THE INPUT:
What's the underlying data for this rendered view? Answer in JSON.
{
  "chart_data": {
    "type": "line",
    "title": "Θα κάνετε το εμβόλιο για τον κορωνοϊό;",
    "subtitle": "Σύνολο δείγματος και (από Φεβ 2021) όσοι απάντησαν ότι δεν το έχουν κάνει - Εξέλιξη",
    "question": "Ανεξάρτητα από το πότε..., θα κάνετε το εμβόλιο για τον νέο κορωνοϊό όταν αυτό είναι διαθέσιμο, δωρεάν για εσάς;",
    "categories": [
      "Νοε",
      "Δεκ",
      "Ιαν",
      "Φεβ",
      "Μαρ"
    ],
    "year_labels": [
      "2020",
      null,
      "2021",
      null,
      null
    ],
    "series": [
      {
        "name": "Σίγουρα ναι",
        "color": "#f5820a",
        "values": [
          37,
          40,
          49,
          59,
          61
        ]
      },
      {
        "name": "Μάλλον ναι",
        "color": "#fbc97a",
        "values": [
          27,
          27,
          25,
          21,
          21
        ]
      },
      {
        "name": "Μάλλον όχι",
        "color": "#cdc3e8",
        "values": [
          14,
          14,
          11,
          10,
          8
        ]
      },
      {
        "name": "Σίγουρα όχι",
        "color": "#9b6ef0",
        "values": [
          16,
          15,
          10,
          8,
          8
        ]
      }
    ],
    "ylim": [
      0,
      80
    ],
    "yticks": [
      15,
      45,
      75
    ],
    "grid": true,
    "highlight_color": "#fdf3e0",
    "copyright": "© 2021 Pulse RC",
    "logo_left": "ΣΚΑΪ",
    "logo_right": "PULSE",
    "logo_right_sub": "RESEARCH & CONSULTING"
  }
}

WHAT NEEDS TO BE DONE: Transcribe all entries exactly as they are given.

EXERCISE ANSWER:
What's the underlying data for this rendered view? Answer in JSON.
{
  "chart_data": {
    "type": "line",
    "title": "Θα κάνετε το εμβόλιο για τον κορωνοϊό;",
    "subtitle": "Σύνολο δείγματος και (από Φεβ 2021) όσοι απάντησαν ότι δεν το έχουν κάνει - Εξέλιξη",
    "question": "Ανεξάρτητα από το πότε..., θα κάνετε το εμβόλιο για τον νέο κορωνοϊό όταν αυτό είναι διαθέσιμο, δωρεάν για εσάς;",
    "categories": [
      "Νοε",
      "Δεκ",
      "Ιαν",
      "Φεβ",
      "Μαρ"
    ],
    "year_labels": [
      "2020",
      null,
      "2021",
      null,
      null
    ],
    "series": [
      {
        "name": "Σίγουρα ναι",
        "color": "#f5820a",
        "values": [
          37,
          40,
          49,
          59,
          61
        ]
      },
      {
        "name": "Μάλλον ναι",
        "color": "#fbc97a",
        "values": [
          27,
          27,
          25,
          21,
          21
        ]
      },
      {
        "name": "Μάλλον όχι",
        "color": "#cdc3e8",
        "values": [
          14,
          14,
          11,
          10,
          8
        ]
      },
      {
        "name": "Σίγουρα όχι",
        "color": "#9b6ef0",
        "values": [
          16,
          15,
          10,
          8,
          8
        ]
      }
    ],
    "ylim": [
      0,
      80
    ],
    "yticks": [
      15,
      45,
      75
    ],
    "grid": true,
    "highlight_color": "#fdf3e0",
    "copyright": "© 2021 Pulse RC",
    "logo_left": "ΣΚΑΪ",
    "logo_right": "PULSE",
    "logo_right_sub": "RESEARCH & CONSULTING"
  }
}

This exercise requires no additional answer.